→ Task statement: Omit images. Retype all entries verbatim.
────────────────────────────────────────
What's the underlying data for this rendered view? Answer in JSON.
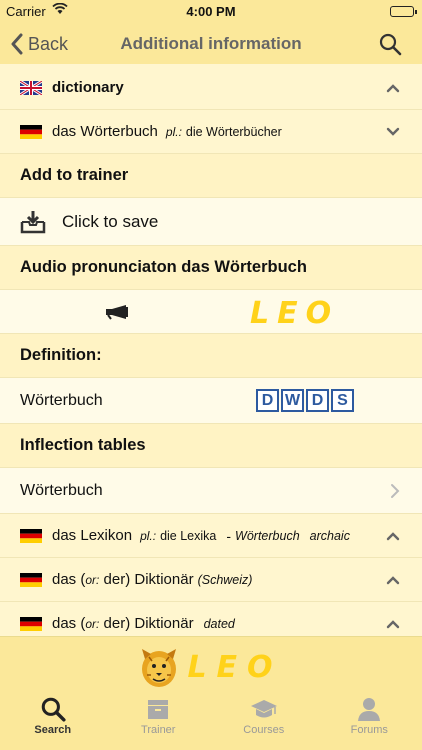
{
  "status": {
    "carrier": "Carrier",
    "time": "4:00 PM"
  },
  "nav": {
    "back_label": "Back",
    "title": "Additional information"
  },
  "entries": {
    "en_term": "dictionary",
    "de_term": "das Wörterbuch",
    "de_pl_label": "pl.:",
    "de_pl_value": "die Wörterbücher"
  },
  "sections": {
    "trainer_header": "Add to trainer",
    "save_label": "Click to save",
    "audio_header": "Audio pronunciaton das Wörterbuch",
    "definition_header": "Definition:",
    "definition_term": "Wörterbuch",
    "dwds_letters": [
      "D",
      "W",
      "D",
      "S"
    ],
    "inflection_header": "Inflection tables",
    "inflection_term": "Wörterbuch"
  },
  "related": [
    {
      "term": "das Lexikon",
      "pl_label": "pl.:",
      "pl_value": "die Lexika",
      "dash": "-",
      "ref": "Wörterbuch",
      "note": "archaic"
    },
    {
      "term_a": "das (",
      "or_label": "or:",
      "term_b": " der) Diktionär",
      "note": "(Schweiz)"
    },
    {
      "term_a": "das (",
      "or_label": "or:",
      "term_b": " der) Diktionär",
      "note": "dated"
    }
  ],
  "brand": {
    "logo_text": "LEO"
  },
  "tabs": [
    {
      "label": "Search",
      "icon": "search-icon"
    },
    {
      "label": "Trainer",
      "icon": "trainer-box-icon"
    },
    {
      "label": "Courses",
      "icon": "graduation-cap-icon"
    },
    {
      "label": "Forums",
      "icon": "person-icon"
    }
  ],
  "colors": {
    "bar": "#fbe89a",
    "background": "#fff6cf",
    "logo": "#ffd21a"
  }
}
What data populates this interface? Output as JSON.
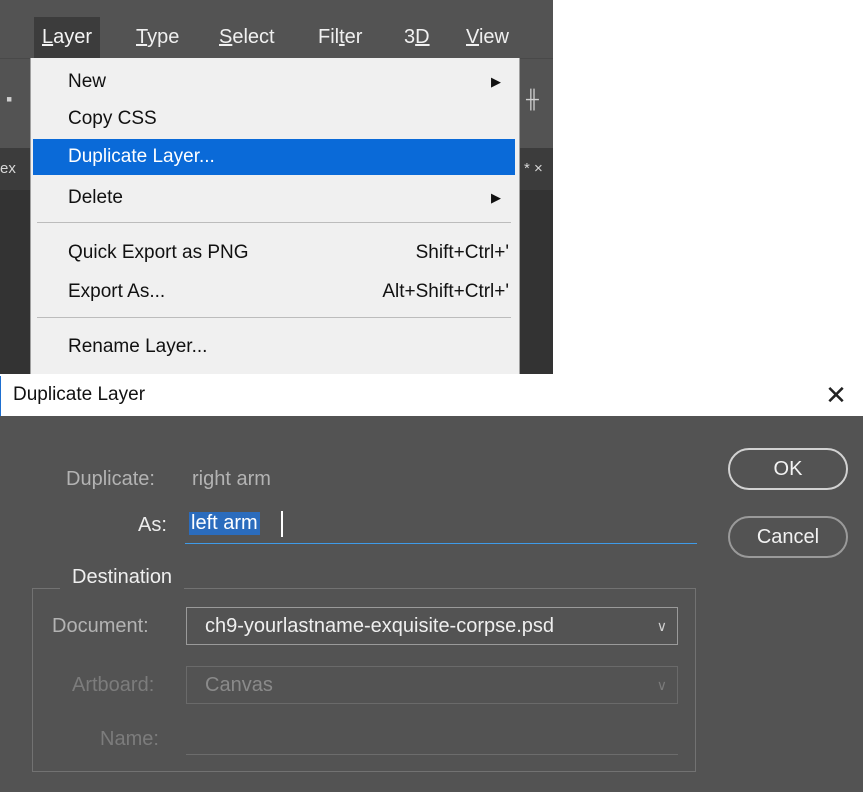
{
  "menubar": {
    "items": [
      {
        "label": "Layer",
        "active": true
      },
      {
        "label": "Type"
      },
      {
        "label": "Select"
      },
      {
        "label": "Filter"
      },
      {
        "label": "3D"
      },
      {
        "label": "View"
      }
    ]
  },
  "tabs": {
    "left_fragment": "ex",
    "right_fragment": "* ×"
  },
  "layer_menu": {
    "items": [
      {
        "label": "New",
        "submenu_icon": "triangle-right"
      },
      {
        "label": "Copy CSS"
      },
      {
        "label": "Duplicate Layer...",
        "highlighted": true
      },
      {
        "label": "Delete",
        "submenu_icon": "triangle-right"
      },
      {
        "label": "Quick Export as PNG",
        "shortcut": "Shift+Ctrl+'"
      },
      {
        "label": "Export As...",
        "shortcut": "Alt+Shift+Ctrl+'"
      },
      {
        "label": "Rename Layer..."
      }
    ]
  },
  "dialog": {
    "title": "Duplicate Layer",
    "close_icon": "close-x",
    "duplicate_label": "Duplicate:",
    "duplicate_value": "right arm",
    "as_label": "As:",
    "as_value": "left arm",
    "ok_label": "OK",
    "cancel_label": "Cancel",
    "destination_legend": "Destination",
    "document_label": "Document:",
    "document_value": "ch9-yourlastname-exquisite-corpse.psd",
    "artboard_label": "Artboard:",
    "artboard_value": "Canvas",
    "name_label": "Name:",
    "name_value": ""
  },
  "colors": {
    "highlight": "#0a6ad8",
    "dialog_bg": "#535353",
    "selection_bg": "#2b6cbd",
    "focus_underline": "#3f9be8"
  }
}
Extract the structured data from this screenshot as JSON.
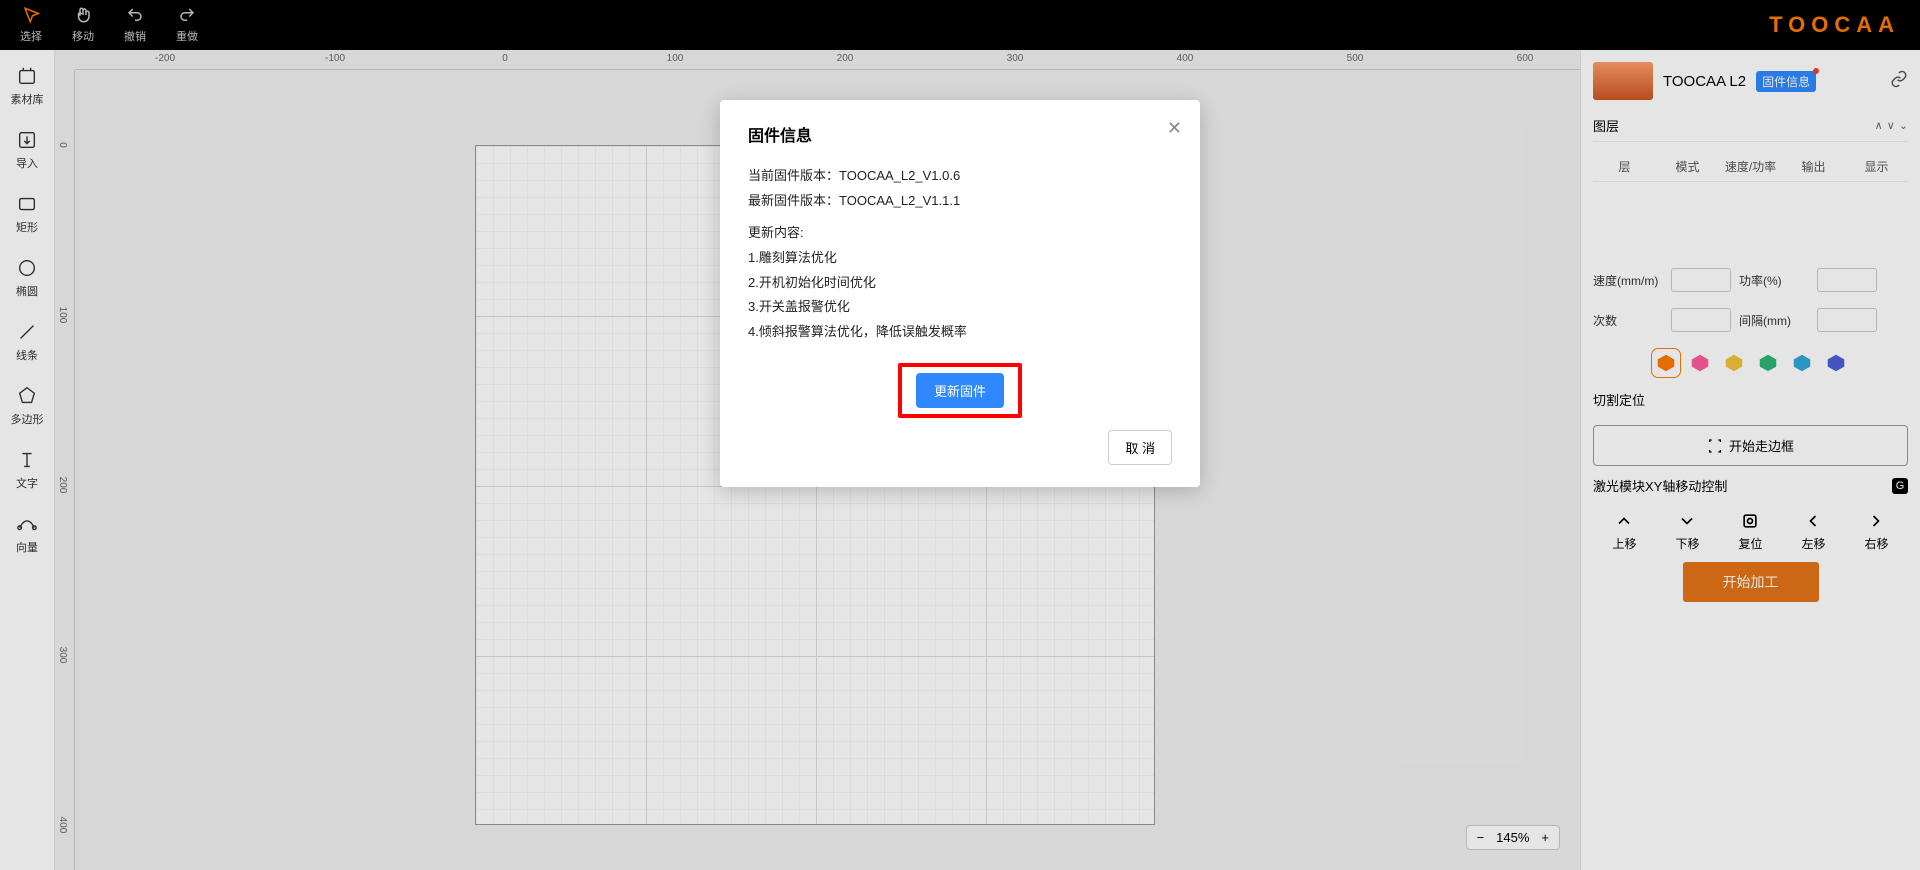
{
  "topbar": {
    "tools": [
      {
        "id": "select",
        "label": "选择"
      },
      {
        "id": "move",
        "label": "移动"
      },
      {
        "id": "undo",
        "label": "撤销"
      },
      {
        "id": "redo",
        "label": "重做"
      }
    ],
    "logo": "TOOCAA"
  },
  "leftTools": [
    {
      "id": "library",
      "label": "素材库"
    },
    {
      "id": "import",
      "label": "导入"
    },
    {
      "id": "rect",
      "label": "矩形"
    },
    {
      "id": "ellipse",
      "label": "椭圆"
    },
    {
      "id": "line",
      "label": "线条"
    },
    {
      "id": "polygon",
      "label": "多边形"
    },
    {
      "id": "text",
      "label": "文字"
    },
    {
      "id": "vector",
      "label": "向量"
    }
  ],
  "ruler": {
    "h": [
      "-200",
      "-100",
      "0",
      "100",
      "200",
      "300",
      "400",
      "500",
      "600"
    ],
    "v": [
      "0",
      "100",
      "200",
      "300",
      "400"
    ]
  },
  "zoom": {
    "level": "145%"
  },
  "device": {
    "name": "TOOCAA L2",
    "badge": "固件信息"
  },
  "layers": {
    "title": "图层",
    "cols": [
      "层",
      "模式",
      "速度/功率",
      "输出",
      "显示"
    ]
  },
  "params": {
    "speedLabel": "速度(mm/m)",
    "speedVal": "",
    "powerLabel": "功率(%)",
    "powerVal": "",
    "countLabel": "次数",
    "countVal": "",
    "gapLabel": "间隔(mm)",
    "gapVal": ""
  },
  "swatches": [
    "#FF7A00",
    "#FF5C9B",
    "#F3C13A",
    "#2DB574",
    "#2FA7D9",
    "#4B5FD6"
  ],
  "cutting": {
    "title": "切割定位",
    "frameBtn": "开始走边框"
  },
  "xy": {
    "title": "激光模块XY轴移动控制",
    "items": [
      {
        "id": "up",
        "label": "上移"
      },
      {
        "id": "down",
        "label": "下移"
      },
      {
        "id": "reset",
        "label": "复位"
      },
      {
        "id": "left",
        "label": "左移"
      },
      {
        "id": "right",
        "label": "右移"
      }
    ]
  },
  "processBtn": "开始加工",
  "modal": {
    "title": "固件信息",
    "currentLabel": "当前固件版本：",
    "currentVer": "TOOCAA_L2_V1.0.6",
    "latestLabel": "最新固件版本：",
    "latestVer": "TOOCAA_L2_V1.1.1",
    "updateHeader": "更新内容:",
    "items": [
      "1.雕刻算法优化",
      "2.开机初始化时间优化",
      "3.开关盖报警优化",
      "4.倾斜报警算法优化，降低误触发概率"
    ],
    "updateBtn": "更新固件",
    "cancelBtn": "取 消"
  }
}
────────────────────────────────────────
→ The response:
What's the underlying data for this rendered view? Answer in JSON.
{
  "status": {
    "carrier": "Carrier",
    "time": "4:00 PM"
  },
  "nav": {
    "back_label": "Back",
    "title": "Additional information"
  },
  "entries": {
    "en_term": "dictionary",
    "de_term": "das Wörterbuch",
    "de_pl_label": "pl.:",
    "de_pl_value": "die Wörterbücher"
  },
  "sections": {
    "trainer_header": "Add to trainer",
    "save_label": "Click to save",
    "audio_header": "Audio pronunciaton das Wörterbuch",
    "definition_header": "Definition:",
    "definition_term": "Wörterbuch",
    "dwds_letters": [
      "D",
      "W",
      "D",
      "S"
    ],
    "inflection_header": "Inflection tables",
    "inflection_term": "Wörterbuch"
  },
  "related": [
    {
      "term": "das Lexikon",
      "pl_label": "pl.:",
      "pl_value": "die Lexika",
      "dash": "-",
      "ref": "Wörterbuch",
      "note": "archaic"
    },
    {
      "term_a": "das (",
      "or_label": "or:",
      "term_b": " der) Diktionär",
      "note": "(Schweiz)"
    },
    {
      "term_a": "das (",
      "or_label": "or:",
      "term_b": " der) Diktionär",
      "note": "dated"
    }
  ],
  "brand": {
    "logo_text": "LEO"
  },
  "tabs": [
    {
      "label": "Search",
      "icon": "search-icon"
    },
    {
      "label": "Trainer",
      "icon": "trainer-box-icon"
    },
    {
      "label": "Courses",
      "icon": "graduation-cap-icon"
    },
    {
      "label": "Forums",
      "icon": "person-icon"
    }
  ],
  "colors": {
    "bar": "#fbe89a",
    "background": "#fff6cf",
    "logo": "#ffd21a"
  }
}
What data populates this interface? Output as JSON.
{
  "menubar": {
    "items": [
      {
        "label": "Layer",
        "active": true
      },
      {
        "label": "Type"
      },
      {
        "label": "Select"
      },
      {
        "label": "Filter"
      },
      {
        "label": "3D"
      },
      {
        "label": "View"
      }
    ]
  },
  "tabs": {
    "left_fragment": "ex",
    "right_fragment": "* ×"
  },
  "layer_menu": {
    "items": [
      {
        "label": "New",
        "submenu_icon": "triangle-right"
      },
      {
        "label": "Copy CSS"
      },
      {
        "label": "Duplicate Layer...",
        "highlighted": true
      },
      {
        "label": "Delete",
        "submenu_icon": "triangle-right"
      },
      {
        "label": "Quick Export as PNG",
        "shortcut": "Shift+Ctrl+'"
      },
      {
        "label": "Export As...",
        "shortcut": "Alt+Shift+Ctrl+'"
      },
      {
        "label": "Rename Layer..."
      }
    ]
  },
  "dialog": {
    "title": "Duplicate Layer",
    "close_icon": "close-x",
    "duplicate_label": "Duplicate:",
    "duplicate_value": "right arm",
    "as_label": "As:",
    "as_value": "left arm",
    "ok_label": "OK",
    "cancel_label": "Cancel",
    "destination_legend": "Destination",
    "document_label": "Document:",
    "document_value": "ch9-yourlastname-exquisite-corpse.psd",
    "artboard_label": "Artboard:",
    "artboard_value": "Canvas",
    "name_label": "Name:",
    "name_value": ""
  },
  "colors": {
    "highlight": "#0a6ad8",
    "dialog_bg": "#535353",
    "selection_bg": "#2b6cbd",
    "focus_underline": "#3f9be8"
  }
}
Extract the structured data from this screenshot as JSON.
{
  "topbar": {
    "tools": [
      {
        "id": "select",
        "label": "选择"
      },
      {
        "id": "move",
        "label": "移动"
      },
      {
        "id": "undo",
        "label": "撤销"
      },
      {
        "id": "redo",
        "label": "重做"
      }
    ],
    "logo": "TOOCAA"
  },
  "leftTools": [
    {
      "id": "library",
      "label": "素材库"
    },
    {
      "id": "import",
      "label": "导入"
    },
    {
      "id": "rect",
      "label": "矩形"
    },
    {
      "id": "ellipse",
      "label": "椭圆"
    },
    {
      "id": "line",
      "label": "线条"
    },
    {
      "id": "polygon",
      "label": "多边形"
    },
    {
      "id": "text",
      "label": "文字"
    },
    {
      "id": "vector",
      "label": "向量"
    }
  ],
  "ruler": {
    "h": [
      "-200",
      "-100",
      "0",
      "100",
      "200",
      "300",
      "400",
      "500",
      "600"
    ],
    "v": [
      "0",
      "100",
      "200",
      "300",
      "400"
    ]
  },
  "zoom": {
    "level": "145%"
  },
  "device": {
    "name": "TOOCAA L2",
    "badge": "固件信息"
  },
  "layers": {
    "title": "图层",
    "cols": [
      "层",
      "模式",
      "速度/功率",
      "输出",
      "显示"
    ]
  },
  "params": {
    "speedLabel": "速度(mm/m)",
    "speedVal": "",
    "powerLabel": "功率(%)",
    "powerVal": "",
    "countLabel": "次数",
    "countVal": "",
    "gapLabel": "间隔(mm)",
    "gapVal": ""
  },
  "swatches": [
    "#FF7A00",
    "#FF5C9B",
    "#F3C13A",
    "#2DB574",
    "#2FA7D9",
    "#4B5FD6"
  ],
  "cutting": {
    "title": "切割定位",
    "frameBtn": "开始走边框"
  },
  "xy": {
    "title": "激光模块XY轴移动控制",
    "items": [
      {
        "id": "up",
        "label": "上移"
      },
      {
        "id": "down",
        "label": "下移"
      },
      {
        "id": "reset",
        "label": "复位"
      },
      {
        "id": "left",
        "label": "左移"
      },
      {
        "id": "right",
        "label": "右移"
      }
    ]
  },
  "processBtn": "开始加工",
  "modal": {
    "title": "固件信息",
    "currentLabel": "当前固件版本：",
    "currentVer": "TOOCAA_L2_V1.0.6",
    "latestLabel": "最新固件版本：",
    "latestVer": "TOOCAA_L2_V1.1.1",
    "updateHeader": "更新内容:",
    "items": [
      "1.雕刻算法优化",
      "2.开机初始化时间优化",
      "3.开关盖报警优化",
      "4.倾斜报警算法优化，降低误触发概率"
    ],
    "updateBtn": "更新固件",
    "cancelBtn": "取 消"
  }
}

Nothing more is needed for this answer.